§ WRITTEN INSTRUCTION
Gather every line that includes the word "والثاني", please.

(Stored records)
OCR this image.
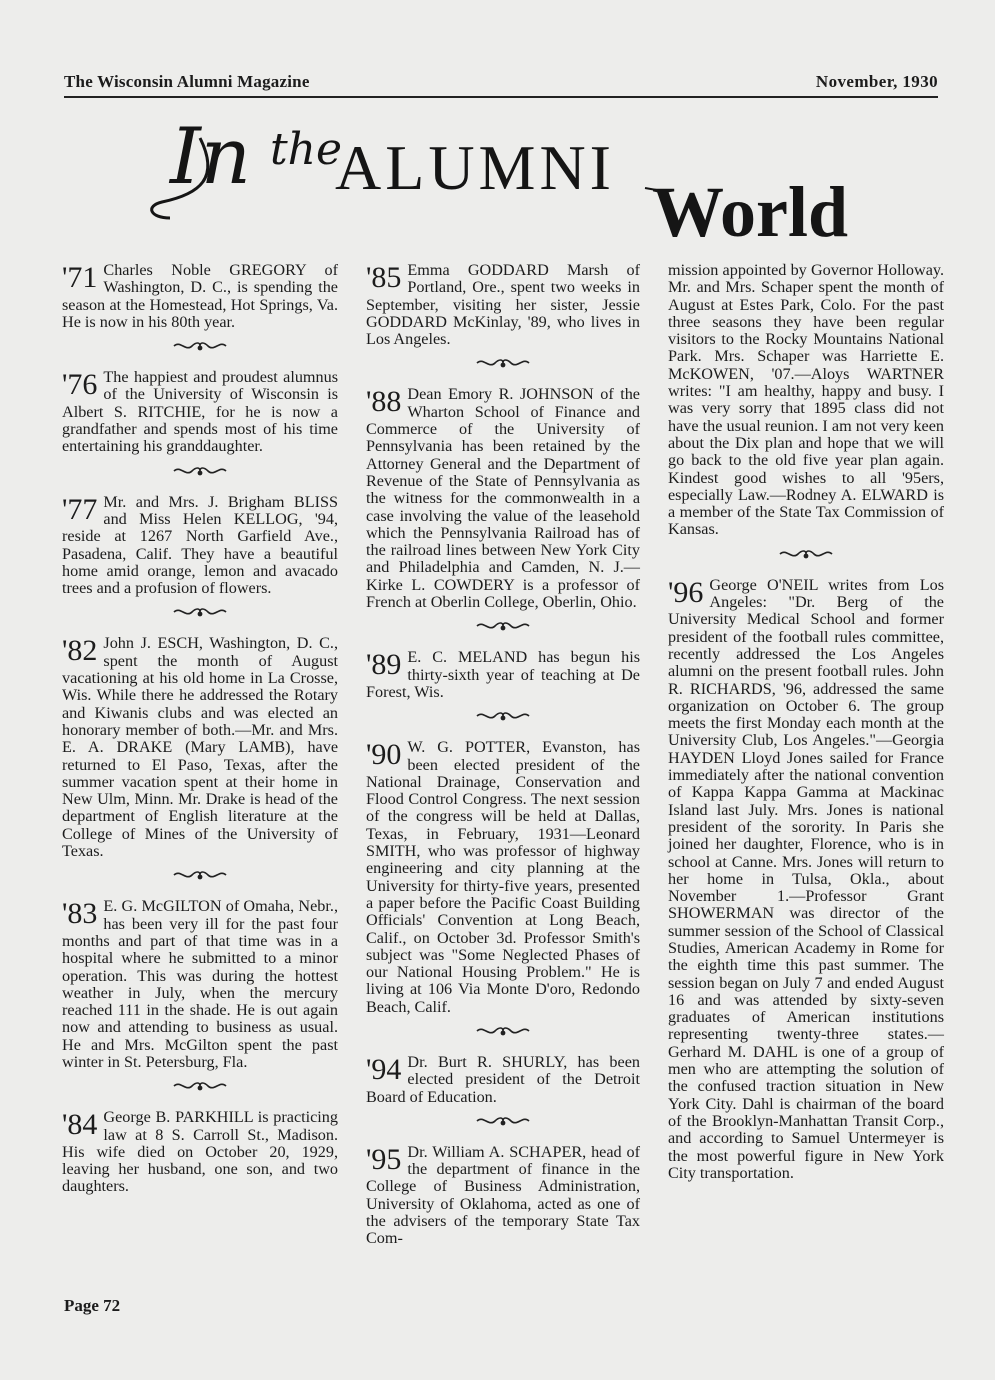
The Wisconsin Alumni Magazine	November, 1930
In the
ALUMNI
World

'71 Charles Noble GREGORY of Washington, D. C., is spending the season at the Homestead, Hot Springs, Va. He is now in his 80th year.

'76 The happiest and proudest alumnus of the University of Wisconsin is Albert S. RITCHIE, for he is now a grandfather and spends most of his time entertaining his granddaughter.

'77 Mr. and Mrs. J. Brigham BLISS and Miss Helen KELLOG, '94, reside at 1267 North Garfield Ave., Pasadena, Calif. They have a beautiful home amid orange, lemon and avacado trees and a profusion of flowers.

'82 John J. ESCH, Washington, D. C., spent the month of August vacationing at his old home in La Crosse, Wis. While there he addressed the Rotary and Kiwanis clubs and was elected an honorary member of both.—Mr. and Mrs. E. A. DRAKE (Mary LAMB), have returned to El Paso, Texas, after the summer vacation spent at their home in New Ulm, Minn. Mr. Drake is head of the department of English literature at the College of Mines of the University of Texas.

'83 E. G. McGILTON of Omaha, Nebr., has been very ill for the past four months and part of that time was in a hospital where he submitted to a minor operation. This was during the hottest weather in July, when the mercury reached 111 in the shade. He is out again now and attending to business as usual. He and Mrs. McGilton spent the past winter in St. Petersburg, Fla.

'84 George B. PARKHILL is practicing law at 8 S. Carroll St., Madison. His wife died on October 20, 1929, leaving her husband, one son, and two daughters.

'85 Emma GODDARD Marsh of Portland, Ore., spent two weeks in September, visiting her sister, Jessie GODDARD McKinlay, '89, who lives in Los Angeles.

'88 Dean Emory R. JOHNSON of the Wharton School of Finance and Commerce of the University of Pennsylvania has been retained by the Attorney General and the Department of Revenue of the State of Pennsylvania as the witness for the commonwealth in a case involving the value of the leasehold which the Pennsylvania Railroad has of the railroad lines between New York City and Philadelphia and Camden, N. J.—Kirke L. COWDERY is a professor of French at Oberlin College, Oberlin, Ohio.

'89 E. C. MELAND has begun his thirty-sixth year of teaching at De Forest, Wis.

'90 W. G. POTTER, Evanston, has been elected president of the National Drainage, Conservation and Flood Control Congress. The next session of the congress will be held at Dallas, Texas, in February, 1931—Leonard SMITH, who was professor of highway engineering and city planning at the University for thirty-five years, presented a paper before the Pacific Coast Building Officials' Convention at Long Beach, Calif., on October 3d. Professor Smith's subject was "Some Neglected Phases of our National Housing Problem." He is living at 106 Via Monte D'oro, Redondo Beach, Calif.

'94 Dr. Burt R. SHURLY, has been elected president of the Detroit Board of Education.

'95 Dr. William A. SCHAPER, head of the department of finance in the College of Business Administration, University of Oklahoma, acted as one of the advisers of the temporary State Tax Com-

mission appointed by Governor Holloway. Mr. and Mrs. Schaper spent the month of August at Estes Park, Colo. For the past three seasons they have been regular visitors to the Rocky Mountains National Park. Mrs. Schaper was Harriette E. McKOWEN, '07.—Aloys WARTNER writes: "I am healthy, happy and busy. I was very sorry that 1895 class did not have the usual reunion. I am not very keen about the Dix plan and hope that we will go back to the old five year plan again. Kindest good wishes to all '95ers, especially Law.—Rodney A. ELWARD is a member of the State Tax Commission of Kansas.

'96 George O'NEIL writes from Los Angeles: "Dr. Berg of the University Medical School and former president of the football rules committee, recently addressed the Los Angeles alumni on the present football rules. John R. RICHARDS, '96, addressed the same organization on October 6. The group meets the first Monday each month at the University Club, Los Angeles."—Georgia HAYDEN Lloyd Jones sailed for France immediately after the national convention of Kappa Kappa Gamma at Mackinac Island last July. Mrs. Jones is national president of the sorority. In Paris she joined her daughter, Florence, who is in school at Canne. Mrs. Jones will return to her home in Tulsa, Okla., about November 1.—Professor Grant SHOWERMAN was director of the summer session of the School of Classical Studies, American Academy in Rome for the eighth time this past summer. The session began on July 7 and ended August 16 and was attended by sixty-seven graduates of American institutions representing twenty-three states.—Gerhard M. DAHL is one of a group of men who are attempting the solution of the confused traction situation in New York City. Dahl is chairman of the board of the Brooklyn-Manhattan Transit Corp., and according to Samuel Untermeyer is the most powerful figure in New York City transportation.

Page 72
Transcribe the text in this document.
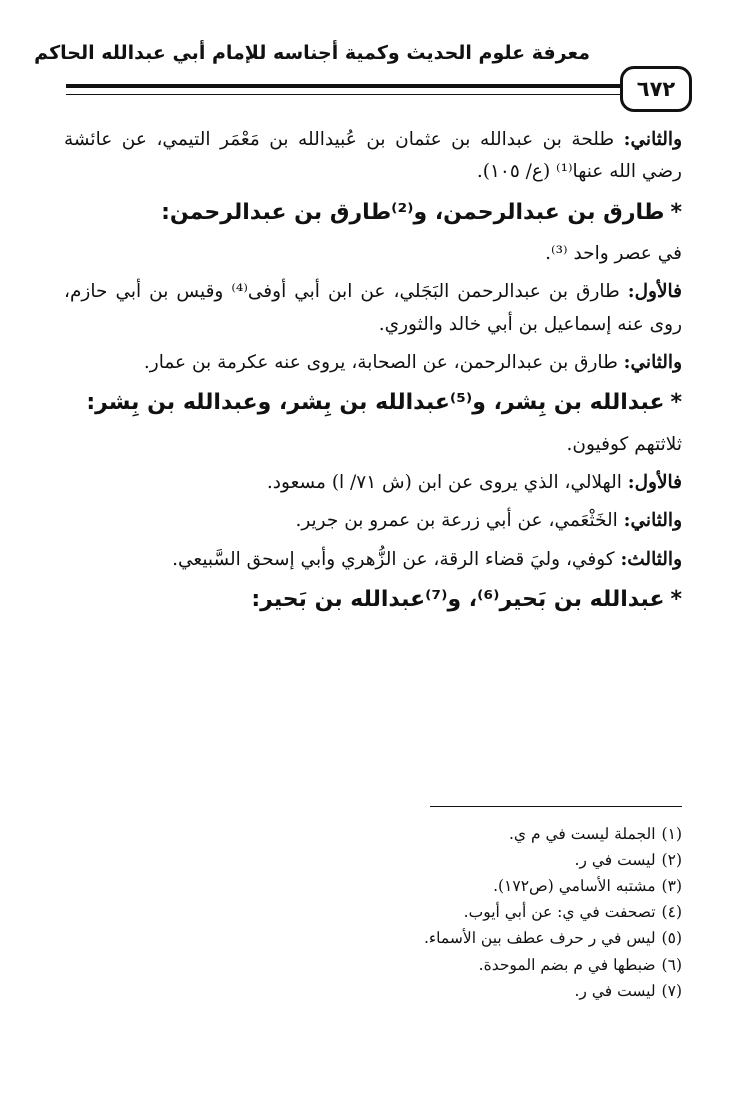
معرفة علوم الحديث وكمية أجناسه للإمام أبي عبدالله الحاكم
٦٧٢

والثاني: طلحة بن عبدالله بن عثمان بن عُبيدالله بن مَعْمَر التيمي، عن عائشة رضي الله عنها⁽¹⁾ (ع/ ١٠٥).

*طارق بن عبدالرحمن، و⁽²⁾طارق بن عبدالرحمن:

في عصر واحد ⁽³⁾.

فالأول: طارق بن عبدالرحمن البَجَلي، عن ابن أبي أوفى⁽⁴⁾ وقيس بن أبي حازم، روى عنه إسماعيل بن أبي خالد والثوري.

والثاني: طارق بن عبدالرحمن، عن الصحابة، يروى عنه عكرمة بن عمار.

*عبدالله بن بِشر، و⁽⁵⁾عبدالله بن بِشر، وعبدالله بن بِشر:

ثلاثتهم كوفيون.

فالأول: الهلالي، الذي يروى عن ابن (ش ٧١/ ا) مسعود.

والثاني: الخَثْعَمي، عن أبي زرعة بن عمرو بن جرير.

والثالث: كوفي، وليَ قضاء الرقة، عن الزُّهري وأبي إسحق السَّبيعي.

*عبدالله بن بَحير⁽⁶⁾، و⁽⁷⁾عبدالله بن بَحير:
(١)الجملة ليست في م ي.
(٢)ليست في ر.
(٣)مشتبه الأسامي (ص١٧٢).
(٤)تصحفت في ي: عن أبي أيوب.
(٥)ليس في ر حرف عطف بين الأسماء.
(٦)ضبطها في م بضم الموحدة.
(٧)ليست في ر.
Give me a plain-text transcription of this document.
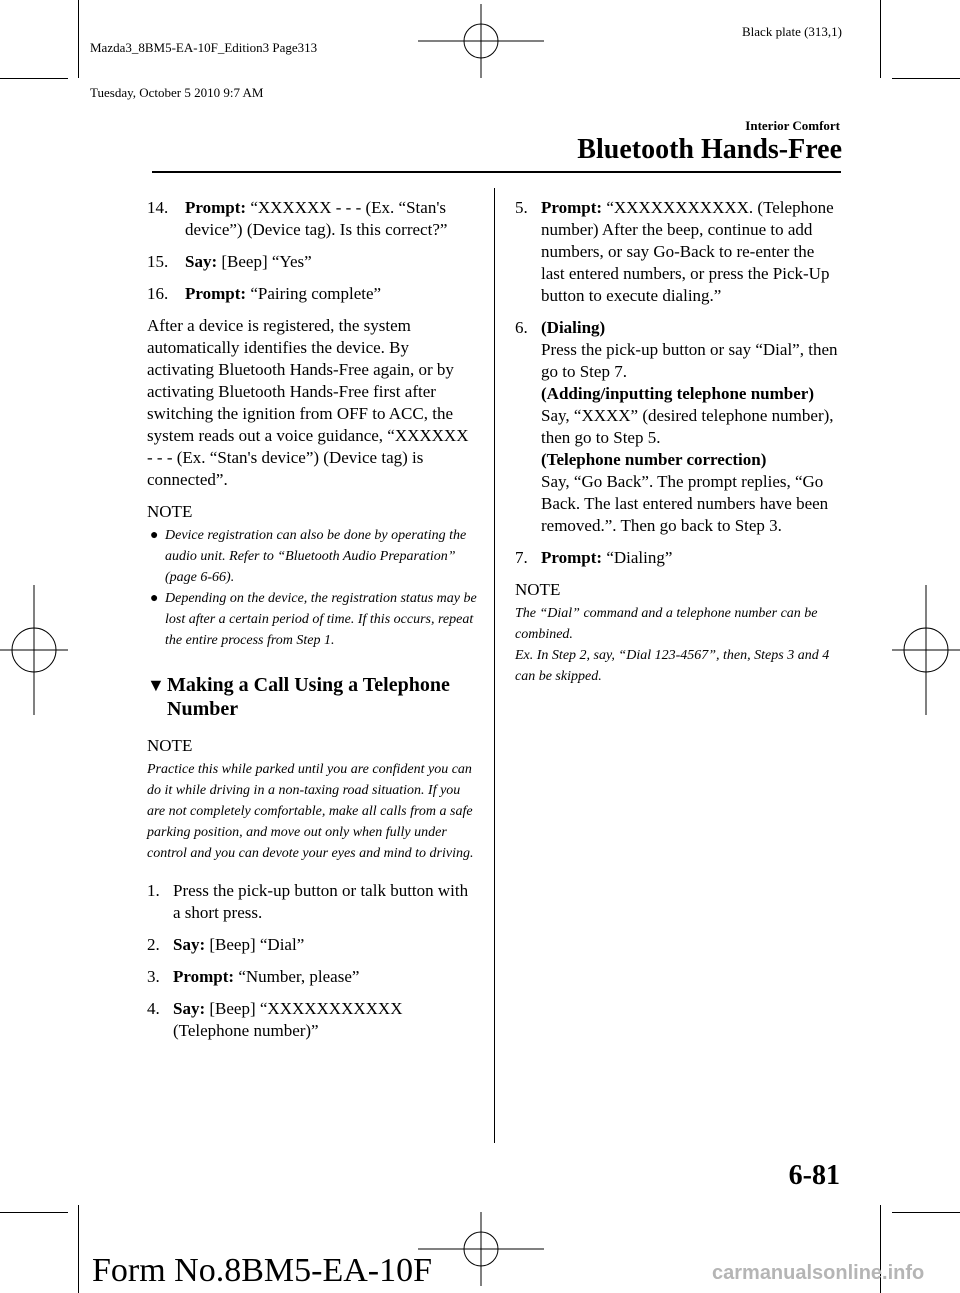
Mazda3_8BM5-EA-10F_Edition3 Page313

Tuesday, October 5 2010 9:7 AM

Black plate (313,1)
Interior Comfort
Bluetooth Hands-Free
14. Prompt: “XXXXXX - - - (Ex. “Stan's device”) (Device tag). Is this correct?”
15. Say: [Beep] “Yes”
16. Prompt: “Pairing complete”

After a device is registered, the system automatically identifies the device. By activating Bluetooth Hands-Free again, or by activating Bluetooth Hands-Free first after switching the ignition from OFF to ACC, the system reads out a voice guidance, “XXXXXX - - - (Ex. “Stan's device”) (Device tag) is connected”.

NOTE
● Device registration can also be done by operating the audio unit. Refer to “Bluetooth Audio Preparation” (page 6-66).
● Depending on the device, the registration status may be lost after a certain period of time. If this occurs, repeat the entire process from Step 1.
▼ Making a Call Using a Telephone Number
NOTE

Practice this while parked until you are confident you can do it while driving in a non-taxing road situation. If you are not completely comfortable, make all calls from a safe parking position, and move out only when fully under control and you can devote your eyes and mind to driving.

1. Press the pick-up button or talk button with a short press.
2. Say: [Beep] “Dial”
3. Prompt: “Number, please”
4. Say: [Beep] “XXXXXXXXXXX (Telephone number)”
5. Prompt: “XXXXXXXXXXX. (Telephone number) After the beep, continue to add numbers, or say Go-Back to re-enter the last entered numbers, or press the Pick-Up button to execute dialing.”
6. (Dialing)
Press the pick-up button or say “Dial”, then go to Step 7.
(Adding/inputting telephone number)
Say, “XXXX” (desired telephone number), then go to Step 5.
(Telephone number correction)
Say, “Go Back”. The prompt replies, “Go Back. The last entered numbers have been removed.”. Then go back to Step 3.
7. Prompt: “Dialing”
NOTE

The “Dial” command and a telephone number can be combined.

Ex. In Step 2, say, “Dial 123-4567”, then, Steps 3 and 4 can be skipped.

6-81
Form No.8BM5-EA-10F	carmanualsonline.info
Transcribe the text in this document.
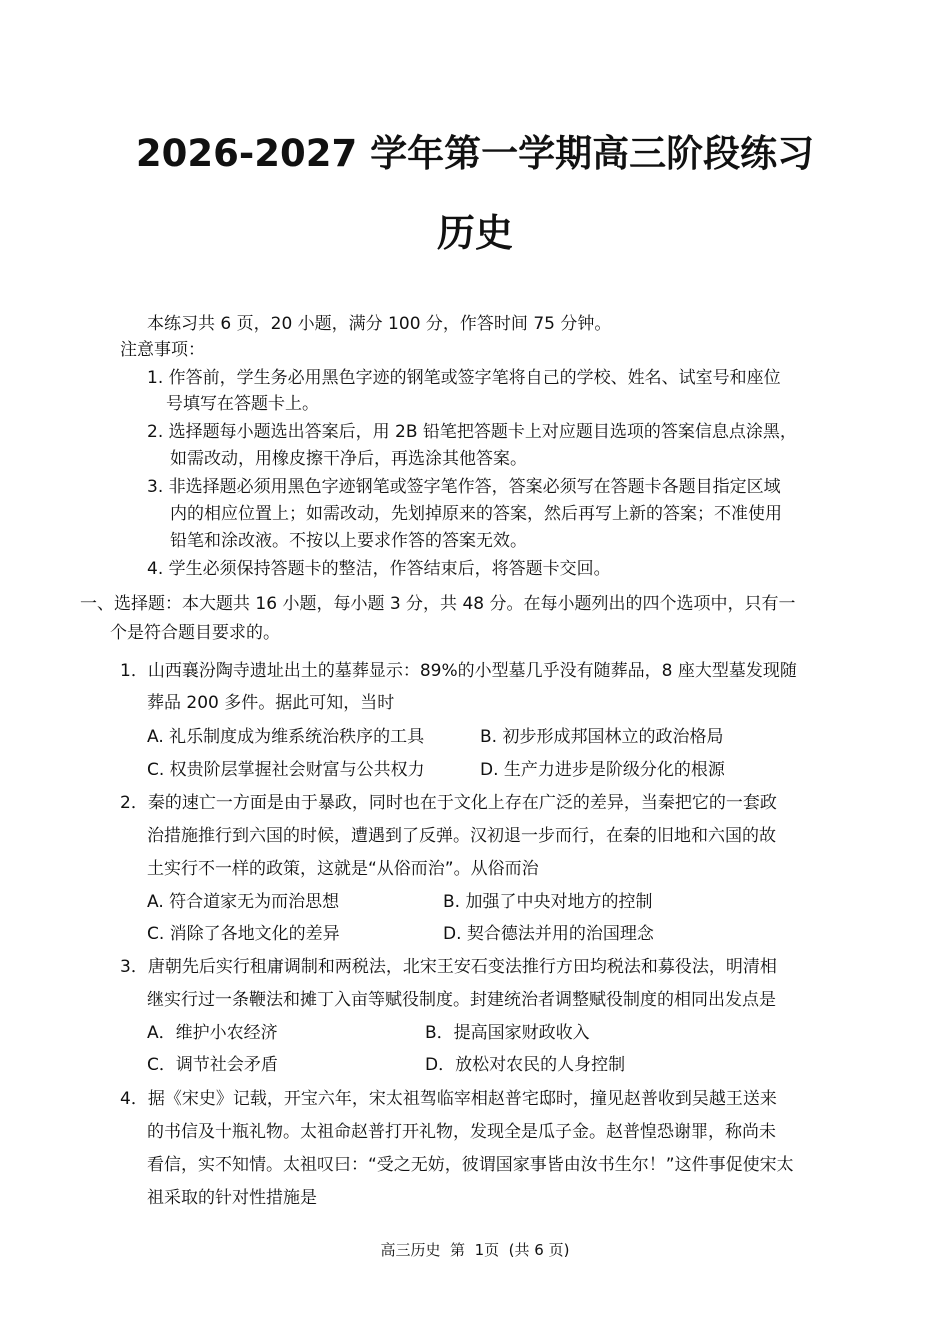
2026-2027 学年第一学期高三阶段练习
历史
本练习共 6 页，20 小题，满分 100 分，作答时间 75 分钟。
注意事项：
1. 作答前，学生务必用黑色字迹的钢笔或签字笔将自己的学校、姓名、试室号和座位
号填写在答题卡上。
2. 选择题每小题选出答案后，用 2B 铅笔把答题卡上对应题目选项的答案信息点涂黑，
如需改动，用橡皮擦干净后，再选涂其他答案。
3. 非选择题必须用黑色字迹钢笔或签字笔作答，答案必须写在答题卡各题目指定区域
内的相应位置上；如需改动，先划掉原来的答案，然后再写上新的答案；不准使用
铅笔和涂改液。不按以上要求作答的答案无效。
4. 学生必须保持答题卡的整洁，作答结束后，将答题卡交回。
一、选择题：本大题共 16 小题，每小题 3 分，共 48 分。在每小题列出的四个选项中，只有一
个是符合题目要求的。
1．山西襄汾陶寺遗址出土的墓葬显示：89%的小型墓几乎没有随葬品，8 座大型墓发现随
葬品 200 多件。据此可知，当时
A. 礼乐制度成为维系统治秩序的工具	B. 初步形成邦国林立的政治格局
C. 权贵阶层掌握社会财富与公共权力	D. 生产力进步是阶级分化的根源
2．秦的速亡一方面是由于暴政，同时也在于文化上存在广泛的差异，当秦把它的一套政
治措施推行到六国的时候，遭遇到了反弹。汉初退一步而行，在秦的旧地和六国的故
土实行不一样的政策，这就是“从俗而治”。从俗而治
A. 符合道家无为而治思想	B. 加强了中央对地方的控制
C. 消除了各地文化的差异	D. 契合德法并用的治国理念
3．唐朝先后实行租庸调制和两税法，北宋王安石变法推行方田均税法和募役法，明清相
继实行过一条鞭法和摊丁入亩等赋役制度。封建统治者调整赋役制度的相同出发点是
A．维护小农经济	B．提高国家财政收入
C．调节社会矛盾	D．放松对农民的人身控制
4．据《宋史》记载，开宝六年，宋太祖驾临宰相赵普宅邸时，撞见赵普收到吴越王送来
的书信及十瓶礼物。太祖命赵普打开礼物，发现全是瓜子金。赵普惶恐谢罪，称尚未
看信，实不知情。太祖叹曰：“受之无妨，彼谓国家事皆由汝书生尔！”这件事促使宋太
祖采取的针对性措施是
高三历史  第  1页  (共 6 页)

§ TASK OUTPUT
والثاني: طلحة بن عبدالله بن عثمان بن عُبيدالله بن مَعْمَر التيمي، عن عائشة رضي الله عنها⁽¹⁾ (ع/ ١٠٥).
والثاني: طارق بن عبدالرحمن، عن الصحابة، يروى عنه عكرمة بن عمار.
والثاني: الخَثْعَمي، عن أبي زرعة بن عمرو بن جرير.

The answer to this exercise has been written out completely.